▶ **Collected data entries**
───
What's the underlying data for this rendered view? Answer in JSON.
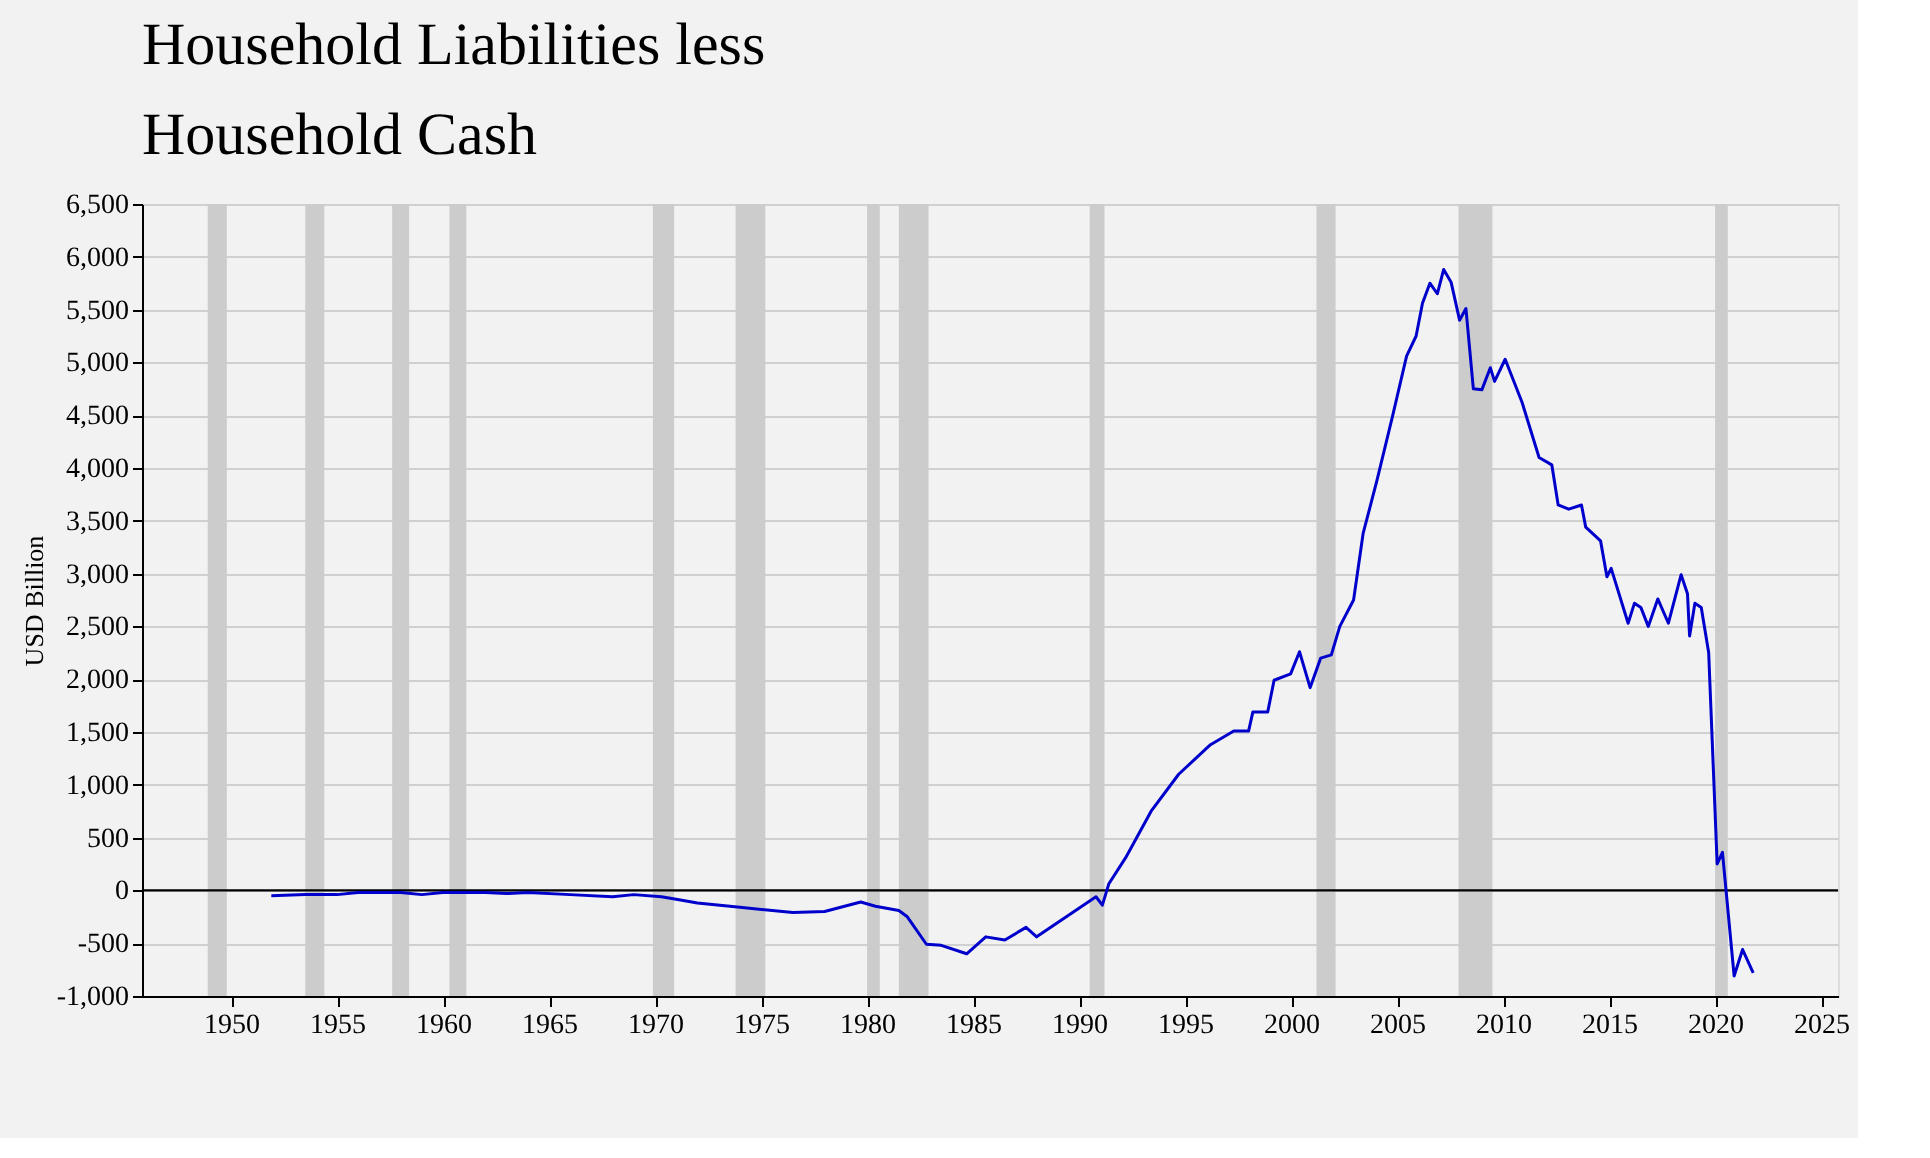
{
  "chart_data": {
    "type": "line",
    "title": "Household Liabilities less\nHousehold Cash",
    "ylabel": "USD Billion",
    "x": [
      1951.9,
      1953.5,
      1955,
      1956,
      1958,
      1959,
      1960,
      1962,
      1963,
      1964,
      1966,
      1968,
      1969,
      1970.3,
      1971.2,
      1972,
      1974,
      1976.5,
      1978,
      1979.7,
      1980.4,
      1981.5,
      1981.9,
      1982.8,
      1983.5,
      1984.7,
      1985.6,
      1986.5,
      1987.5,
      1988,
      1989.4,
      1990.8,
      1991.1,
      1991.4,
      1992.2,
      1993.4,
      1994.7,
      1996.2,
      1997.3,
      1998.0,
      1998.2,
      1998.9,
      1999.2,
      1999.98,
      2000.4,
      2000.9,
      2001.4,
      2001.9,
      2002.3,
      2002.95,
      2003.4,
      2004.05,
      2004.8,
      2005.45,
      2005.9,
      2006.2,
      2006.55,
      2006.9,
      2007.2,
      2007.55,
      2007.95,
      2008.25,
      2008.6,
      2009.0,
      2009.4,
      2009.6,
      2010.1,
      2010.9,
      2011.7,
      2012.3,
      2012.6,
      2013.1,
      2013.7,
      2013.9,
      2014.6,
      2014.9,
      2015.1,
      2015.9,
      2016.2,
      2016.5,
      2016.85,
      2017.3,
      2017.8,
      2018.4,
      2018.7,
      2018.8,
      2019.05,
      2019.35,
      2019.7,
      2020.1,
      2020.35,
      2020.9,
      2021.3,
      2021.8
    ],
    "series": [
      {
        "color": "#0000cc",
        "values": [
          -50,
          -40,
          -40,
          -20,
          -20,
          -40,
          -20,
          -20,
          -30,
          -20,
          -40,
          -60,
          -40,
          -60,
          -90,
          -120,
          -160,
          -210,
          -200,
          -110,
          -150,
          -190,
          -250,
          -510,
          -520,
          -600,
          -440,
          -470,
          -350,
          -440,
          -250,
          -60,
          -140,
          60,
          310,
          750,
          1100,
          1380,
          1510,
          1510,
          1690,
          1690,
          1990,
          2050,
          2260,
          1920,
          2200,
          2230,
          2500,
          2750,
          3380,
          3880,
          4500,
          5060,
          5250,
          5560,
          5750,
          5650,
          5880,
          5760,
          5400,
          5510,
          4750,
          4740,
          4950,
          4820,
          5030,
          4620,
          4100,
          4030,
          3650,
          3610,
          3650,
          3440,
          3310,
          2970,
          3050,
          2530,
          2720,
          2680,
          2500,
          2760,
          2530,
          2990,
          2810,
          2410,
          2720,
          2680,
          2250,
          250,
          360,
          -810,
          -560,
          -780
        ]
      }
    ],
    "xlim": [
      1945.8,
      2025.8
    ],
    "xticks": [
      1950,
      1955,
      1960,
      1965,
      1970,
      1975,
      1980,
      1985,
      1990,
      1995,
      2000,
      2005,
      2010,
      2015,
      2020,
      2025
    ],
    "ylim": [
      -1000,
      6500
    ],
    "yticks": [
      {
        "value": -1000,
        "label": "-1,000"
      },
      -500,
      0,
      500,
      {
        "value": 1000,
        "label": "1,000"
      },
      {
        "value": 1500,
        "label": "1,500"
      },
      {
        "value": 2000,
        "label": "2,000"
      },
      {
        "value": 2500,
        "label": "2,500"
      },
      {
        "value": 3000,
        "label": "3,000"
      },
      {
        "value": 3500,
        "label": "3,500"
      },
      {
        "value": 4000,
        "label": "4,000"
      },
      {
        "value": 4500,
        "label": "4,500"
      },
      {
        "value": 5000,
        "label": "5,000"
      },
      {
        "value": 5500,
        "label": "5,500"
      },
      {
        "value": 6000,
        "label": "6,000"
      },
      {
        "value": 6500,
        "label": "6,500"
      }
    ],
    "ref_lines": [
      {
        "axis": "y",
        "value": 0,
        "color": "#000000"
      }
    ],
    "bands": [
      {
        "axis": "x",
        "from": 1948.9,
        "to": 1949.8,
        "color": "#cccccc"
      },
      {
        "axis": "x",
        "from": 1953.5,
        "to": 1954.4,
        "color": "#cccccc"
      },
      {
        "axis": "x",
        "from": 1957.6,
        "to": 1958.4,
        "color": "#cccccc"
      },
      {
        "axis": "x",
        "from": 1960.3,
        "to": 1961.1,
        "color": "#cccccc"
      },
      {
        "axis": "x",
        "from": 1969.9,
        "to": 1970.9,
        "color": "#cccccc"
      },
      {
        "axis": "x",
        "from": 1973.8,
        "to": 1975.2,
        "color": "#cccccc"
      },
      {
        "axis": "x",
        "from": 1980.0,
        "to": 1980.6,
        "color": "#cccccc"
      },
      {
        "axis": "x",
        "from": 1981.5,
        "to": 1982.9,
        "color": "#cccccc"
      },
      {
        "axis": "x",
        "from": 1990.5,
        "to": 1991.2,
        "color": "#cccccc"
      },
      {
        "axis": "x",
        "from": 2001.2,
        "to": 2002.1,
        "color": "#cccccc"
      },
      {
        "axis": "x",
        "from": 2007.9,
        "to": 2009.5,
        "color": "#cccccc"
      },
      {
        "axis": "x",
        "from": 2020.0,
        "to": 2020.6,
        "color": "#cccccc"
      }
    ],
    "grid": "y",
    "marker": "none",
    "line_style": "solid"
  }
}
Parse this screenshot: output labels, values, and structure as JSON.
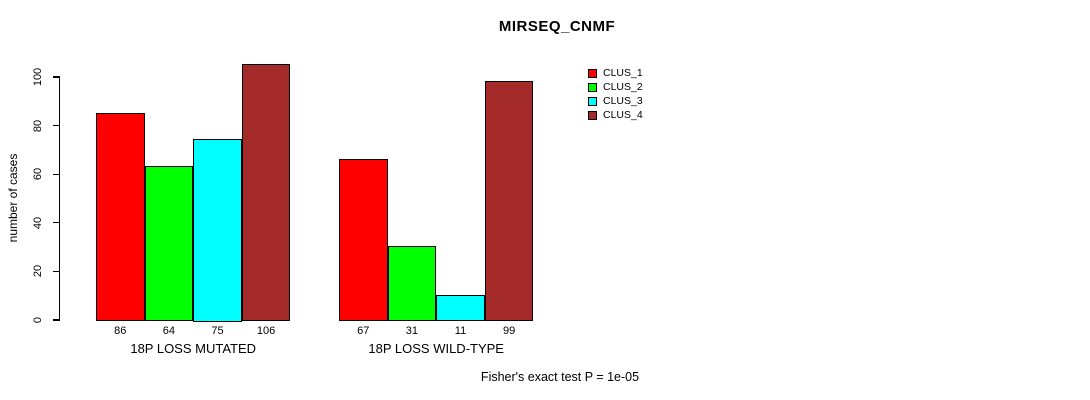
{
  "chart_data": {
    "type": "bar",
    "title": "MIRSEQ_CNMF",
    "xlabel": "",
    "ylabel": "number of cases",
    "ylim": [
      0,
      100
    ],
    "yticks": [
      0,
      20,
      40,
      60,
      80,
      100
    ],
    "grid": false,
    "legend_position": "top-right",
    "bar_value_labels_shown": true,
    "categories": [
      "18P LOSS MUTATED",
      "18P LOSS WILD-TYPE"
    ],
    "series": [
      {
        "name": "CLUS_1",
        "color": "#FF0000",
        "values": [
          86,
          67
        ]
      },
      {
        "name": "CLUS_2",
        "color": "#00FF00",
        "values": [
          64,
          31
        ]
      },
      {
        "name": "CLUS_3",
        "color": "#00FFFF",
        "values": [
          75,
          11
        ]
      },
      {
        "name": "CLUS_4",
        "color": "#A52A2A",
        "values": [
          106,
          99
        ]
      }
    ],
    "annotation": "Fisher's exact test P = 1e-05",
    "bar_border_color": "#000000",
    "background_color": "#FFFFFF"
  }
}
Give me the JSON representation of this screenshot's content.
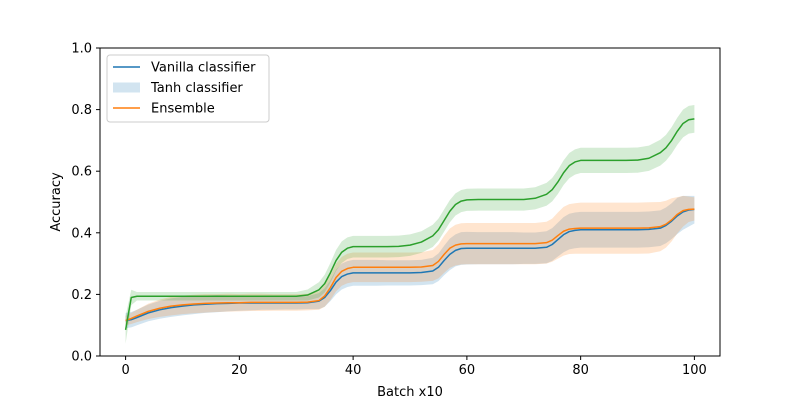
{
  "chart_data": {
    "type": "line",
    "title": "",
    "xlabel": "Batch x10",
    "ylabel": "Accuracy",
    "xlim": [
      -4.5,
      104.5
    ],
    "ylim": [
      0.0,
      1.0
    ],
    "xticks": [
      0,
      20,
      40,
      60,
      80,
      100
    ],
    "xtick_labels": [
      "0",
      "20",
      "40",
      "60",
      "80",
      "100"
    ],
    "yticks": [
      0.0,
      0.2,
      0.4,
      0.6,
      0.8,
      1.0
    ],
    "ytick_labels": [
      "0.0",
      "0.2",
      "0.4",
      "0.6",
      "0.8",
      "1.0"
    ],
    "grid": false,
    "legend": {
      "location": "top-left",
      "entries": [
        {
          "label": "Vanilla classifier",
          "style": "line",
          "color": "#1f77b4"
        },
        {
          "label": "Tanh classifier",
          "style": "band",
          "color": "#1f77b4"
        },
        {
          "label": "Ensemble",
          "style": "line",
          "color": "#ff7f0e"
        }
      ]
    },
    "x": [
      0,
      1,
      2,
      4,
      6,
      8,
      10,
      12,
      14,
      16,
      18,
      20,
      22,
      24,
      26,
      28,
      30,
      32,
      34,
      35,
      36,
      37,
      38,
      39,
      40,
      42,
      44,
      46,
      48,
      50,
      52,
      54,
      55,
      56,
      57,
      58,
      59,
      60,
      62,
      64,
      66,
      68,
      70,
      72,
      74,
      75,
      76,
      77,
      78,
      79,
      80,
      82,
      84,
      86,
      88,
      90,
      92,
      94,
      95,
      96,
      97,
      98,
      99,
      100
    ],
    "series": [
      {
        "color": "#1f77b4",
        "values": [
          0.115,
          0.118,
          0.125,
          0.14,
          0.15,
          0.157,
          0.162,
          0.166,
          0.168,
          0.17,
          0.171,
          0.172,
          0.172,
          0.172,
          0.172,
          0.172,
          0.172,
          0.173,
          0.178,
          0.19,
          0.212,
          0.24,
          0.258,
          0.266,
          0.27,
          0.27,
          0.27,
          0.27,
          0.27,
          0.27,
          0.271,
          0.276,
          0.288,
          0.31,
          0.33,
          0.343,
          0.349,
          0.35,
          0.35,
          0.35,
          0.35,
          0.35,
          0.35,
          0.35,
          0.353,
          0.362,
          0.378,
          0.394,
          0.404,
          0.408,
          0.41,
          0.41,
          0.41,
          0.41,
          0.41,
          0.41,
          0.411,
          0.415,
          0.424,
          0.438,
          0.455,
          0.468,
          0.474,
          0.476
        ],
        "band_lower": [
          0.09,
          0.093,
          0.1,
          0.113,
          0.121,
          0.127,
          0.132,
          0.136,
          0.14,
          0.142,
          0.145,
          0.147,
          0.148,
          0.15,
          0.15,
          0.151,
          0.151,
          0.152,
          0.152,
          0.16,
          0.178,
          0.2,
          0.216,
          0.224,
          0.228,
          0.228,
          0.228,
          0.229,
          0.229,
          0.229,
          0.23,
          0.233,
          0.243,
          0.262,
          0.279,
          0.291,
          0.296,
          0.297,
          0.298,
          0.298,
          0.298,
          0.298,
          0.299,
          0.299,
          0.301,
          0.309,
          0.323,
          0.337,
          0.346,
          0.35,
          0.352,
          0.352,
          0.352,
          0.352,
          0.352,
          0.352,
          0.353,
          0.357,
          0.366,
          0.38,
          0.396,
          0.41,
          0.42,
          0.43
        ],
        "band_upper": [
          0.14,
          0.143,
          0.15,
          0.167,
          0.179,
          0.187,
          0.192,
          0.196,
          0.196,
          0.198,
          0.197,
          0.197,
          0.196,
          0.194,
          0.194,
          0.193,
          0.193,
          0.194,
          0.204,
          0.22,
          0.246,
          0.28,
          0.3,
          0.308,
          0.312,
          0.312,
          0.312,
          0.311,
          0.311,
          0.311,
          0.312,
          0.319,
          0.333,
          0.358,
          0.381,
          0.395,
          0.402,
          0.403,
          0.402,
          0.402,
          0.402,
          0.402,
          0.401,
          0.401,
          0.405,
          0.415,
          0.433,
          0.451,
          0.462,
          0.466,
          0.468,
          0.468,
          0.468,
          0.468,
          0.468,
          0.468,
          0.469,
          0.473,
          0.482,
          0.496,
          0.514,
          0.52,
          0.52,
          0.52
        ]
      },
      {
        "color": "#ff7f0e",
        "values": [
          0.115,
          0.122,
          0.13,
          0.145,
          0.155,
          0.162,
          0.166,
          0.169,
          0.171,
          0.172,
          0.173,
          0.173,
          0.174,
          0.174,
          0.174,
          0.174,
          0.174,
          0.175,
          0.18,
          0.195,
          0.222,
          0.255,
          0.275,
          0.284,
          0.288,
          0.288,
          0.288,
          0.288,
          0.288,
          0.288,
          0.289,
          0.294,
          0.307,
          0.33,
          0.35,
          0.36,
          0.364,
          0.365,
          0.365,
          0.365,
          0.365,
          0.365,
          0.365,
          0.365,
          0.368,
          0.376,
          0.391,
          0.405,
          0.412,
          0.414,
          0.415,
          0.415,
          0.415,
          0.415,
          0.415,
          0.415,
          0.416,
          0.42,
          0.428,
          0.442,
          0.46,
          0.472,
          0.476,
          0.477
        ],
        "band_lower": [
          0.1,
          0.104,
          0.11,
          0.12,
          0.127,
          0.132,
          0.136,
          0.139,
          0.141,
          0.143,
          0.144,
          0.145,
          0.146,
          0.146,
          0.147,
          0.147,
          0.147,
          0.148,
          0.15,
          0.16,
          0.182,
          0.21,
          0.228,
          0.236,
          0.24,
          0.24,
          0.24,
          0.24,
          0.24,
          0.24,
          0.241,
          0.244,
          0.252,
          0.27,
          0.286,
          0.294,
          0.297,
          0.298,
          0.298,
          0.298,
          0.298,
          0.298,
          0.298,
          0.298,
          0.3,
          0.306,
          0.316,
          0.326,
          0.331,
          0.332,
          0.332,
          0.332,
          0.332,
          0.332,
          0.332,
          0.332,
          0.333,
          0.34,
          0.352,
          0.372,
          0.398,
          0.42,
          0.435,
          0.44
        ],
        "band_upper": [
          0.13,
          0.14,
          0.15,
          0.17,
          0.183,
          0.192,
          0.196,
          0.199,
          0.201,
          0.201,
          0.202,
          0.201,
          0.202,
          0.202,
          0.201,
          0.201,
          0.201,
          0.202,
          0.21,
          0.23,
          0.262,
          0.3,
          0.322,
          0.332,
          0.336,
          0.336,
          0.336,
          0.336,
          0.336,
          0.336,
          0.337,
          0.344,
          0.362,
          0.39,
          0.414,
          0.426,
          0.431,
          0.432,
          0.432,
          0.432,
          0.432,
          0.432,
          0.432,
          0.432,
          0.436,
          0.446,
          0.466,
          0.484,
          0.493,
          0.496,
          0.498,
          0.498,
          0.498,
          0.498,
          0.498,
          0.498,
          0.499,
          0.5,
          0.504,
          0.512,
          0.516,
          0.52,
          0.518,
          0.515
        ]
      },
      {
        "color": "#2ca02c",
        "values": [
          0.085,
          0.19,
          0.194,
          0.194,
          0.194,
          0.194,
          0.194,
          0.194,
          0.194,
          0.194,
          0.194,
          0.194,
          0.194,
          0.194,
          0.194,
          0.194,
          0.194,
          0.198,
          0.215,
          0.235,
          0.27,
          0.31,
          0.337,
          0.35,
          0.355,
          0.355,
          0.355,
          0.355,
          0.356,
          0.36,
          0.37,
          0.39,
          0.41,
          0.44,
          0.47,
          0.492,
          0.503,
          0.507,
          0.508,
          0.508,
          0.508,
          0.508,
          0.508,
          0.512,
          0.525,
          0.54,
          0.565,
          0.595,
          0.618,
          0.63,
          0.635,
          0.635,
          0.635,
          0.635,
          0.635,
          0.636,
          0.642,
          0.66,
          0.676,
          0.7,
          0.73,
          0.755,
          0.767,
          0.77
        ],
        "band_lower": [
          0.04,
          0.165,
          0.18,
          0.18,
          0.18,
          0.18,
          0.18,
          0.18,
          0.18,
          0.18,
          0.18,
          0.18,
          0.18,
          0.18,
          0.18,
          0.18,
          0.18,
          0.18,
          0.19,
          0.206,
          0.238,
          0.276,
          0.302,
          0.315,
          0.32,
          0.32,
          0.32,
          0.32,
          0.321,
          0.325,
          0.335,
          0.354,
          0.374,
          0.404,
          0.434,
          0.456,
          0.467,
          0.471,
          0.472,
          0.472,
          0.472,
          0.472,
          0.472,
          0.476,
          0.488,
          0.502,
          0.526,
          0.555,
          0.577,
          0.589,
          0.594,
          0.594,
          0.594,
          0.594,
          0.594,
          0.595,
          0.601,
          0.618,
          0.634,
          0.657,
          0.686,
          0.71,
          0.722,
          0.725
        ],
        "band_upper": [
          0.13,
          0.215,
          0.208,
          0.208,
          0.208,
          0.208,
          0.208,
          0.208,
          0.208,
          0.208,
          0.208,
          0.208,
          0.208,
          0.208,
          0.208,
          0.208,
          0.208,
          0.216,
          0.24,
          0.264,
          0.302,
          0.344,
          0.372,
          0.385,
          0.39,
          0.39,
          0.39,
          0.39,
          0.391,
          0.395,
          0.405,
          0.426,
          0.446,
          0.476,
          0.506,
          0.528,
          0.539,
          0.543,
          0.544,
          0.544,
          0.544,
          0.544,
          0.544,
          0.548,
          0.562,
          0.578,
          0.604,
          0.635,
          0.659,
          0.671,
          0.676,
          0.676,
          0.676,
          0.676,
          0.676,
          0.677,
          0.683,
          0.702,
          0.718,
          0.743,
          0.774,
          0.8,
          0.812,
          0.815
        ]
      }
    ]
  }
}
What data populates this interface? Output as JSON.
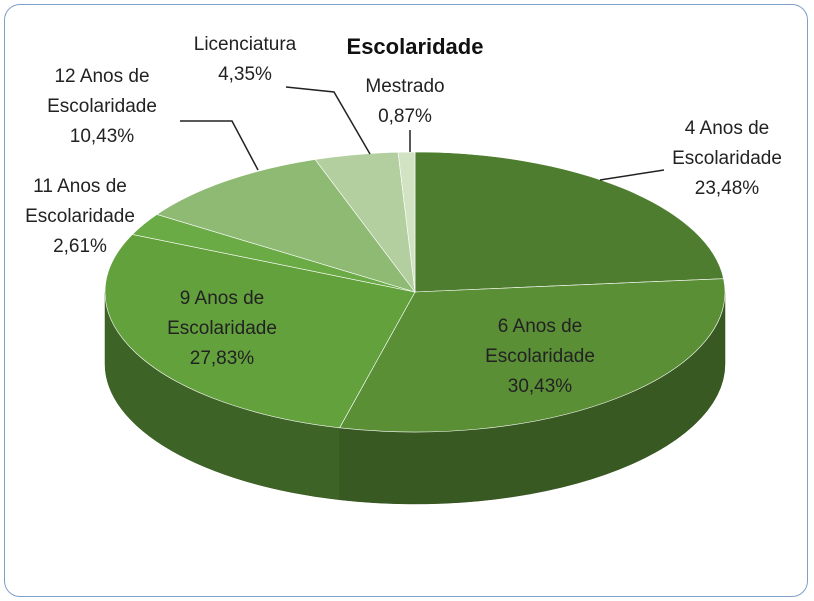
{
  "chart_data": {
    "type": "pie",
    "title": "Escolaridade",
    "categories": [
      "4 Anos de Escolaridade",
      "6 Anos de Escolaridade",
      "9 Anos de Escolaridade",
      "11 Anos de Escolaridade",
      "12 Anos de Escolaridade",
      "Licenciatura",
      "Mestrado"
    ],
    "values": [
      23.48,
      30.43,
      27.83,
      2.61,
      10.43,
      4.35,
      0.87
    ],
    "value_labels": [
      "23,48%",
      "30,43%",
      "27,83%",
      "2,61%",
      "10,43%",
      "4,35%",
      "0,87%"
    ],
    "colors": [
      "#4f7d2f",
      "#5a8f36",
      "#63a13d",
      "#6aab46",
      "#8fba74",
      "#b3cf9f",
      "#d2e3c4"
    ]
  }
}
───
Collect each line containing the string "name".

▶ **Solved exercise**
        "name": "CLUS_1",
        "name": "CLUS_2",
        "name": "CLUS_3",
        "name": "CLUS_4",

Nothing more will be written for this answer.